WRITTEN INSTRUCTION = Output all of the records exactly as written.

## begin WORKING DATA

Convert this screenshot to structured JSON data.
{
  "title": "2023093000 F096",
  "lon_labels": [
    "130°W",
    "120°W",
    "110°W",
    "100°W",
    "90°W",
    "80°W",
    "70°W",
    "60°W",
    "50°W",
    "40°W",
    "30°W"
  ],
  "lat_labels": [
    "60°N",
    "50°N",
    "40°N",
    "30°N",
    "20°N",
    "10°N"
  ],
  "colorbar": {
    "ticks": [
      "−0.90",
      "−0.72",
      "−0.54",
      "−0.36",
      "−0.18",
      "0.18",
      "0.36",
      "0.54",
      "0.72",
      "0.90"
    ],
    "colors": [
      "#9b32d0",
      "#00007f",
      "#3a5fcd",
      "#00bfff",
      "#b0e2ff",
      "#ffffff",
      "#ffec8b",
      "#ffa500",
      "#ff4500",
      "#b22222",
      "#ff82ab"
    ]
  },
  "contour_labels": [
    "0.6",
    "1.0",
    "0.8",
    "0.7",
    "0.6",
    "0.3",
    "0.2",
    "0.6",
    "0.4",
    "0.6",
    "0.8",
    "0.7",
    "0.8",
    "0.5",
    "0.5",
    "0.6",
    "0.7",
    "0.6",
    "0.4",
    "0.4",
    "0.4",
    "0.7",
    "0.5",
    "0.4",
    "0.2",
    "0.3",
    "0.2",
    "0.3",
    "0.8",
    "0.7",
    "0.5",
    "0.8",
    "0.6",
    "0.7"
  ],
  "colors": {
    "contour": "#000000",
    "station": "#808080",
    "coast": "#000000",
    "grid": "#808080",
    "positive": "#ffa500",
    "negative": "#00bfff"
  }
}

## end WORKING DATA

PROBLEM SOLUTION =
Convert this screenshot to structured JSON data.
{
  "title": "2023093000 F096",
  "lon_labels": [
    "130°W",
    "120°W",
    "110°W",
    "100°W",
    "90°W",
    "80°W",
    "70°W",
    "60°W",
    "50°W",
    "40°W",
    "30°W"
  ],
  "lat_labels": [
    "60°N",
    "50°N",
    "40°N",
    "30°N",
    "20°N",
    "10°N"
  ],
  "colorbar": {
    "ticks": [
      "−0.90",
      "−0.72",
      "−0.54",
      "−0.36",
      "−0.18",
      "0.18",
      "0.36",
      "0.54",
      "0.72",
      "0.90"
    ],
    "colors": [
      "#9b32d0",
      "#00007f",
      "#3a5fcd",
      "#00bfff",
      "#b0e2ff",
      "#ffffff",
      "#ffec8b",
      "#ffa500",
      "#ff4500",
      "#b22222",
      "#ff82ab"
    ]
  },
  "contour_labels": [
    "0.6",
    "1.0",
    "0.8",
    "0.7",
    "0.6",
    "0.3",
    "0.2",
    "0.6",
    "0.4",
    "0.6",
    "0.8",
    "0.7",
    "0.8",
    "0.5",
    "0.5",
    "0.6",
    "0.7",
    "0.6",
    "0.4",
    "0.4",
    "0.4",
    "0.7",
    "0.5",
    "0.4",
    "0.2",
    "0.3",
    "0.2",
    "0.3",
    "0.8",
    "0.7",
    "0.5",
    "0.8",
    "0.6",
    "0.7"
  ],
  "colors": {
    "contour": "#000000",
    "station": "#808080",
    "coast": "#000000",
    "grid": "#808080",
    "positive": "#ffa500",
    "negative": "#00bfff"
  }
}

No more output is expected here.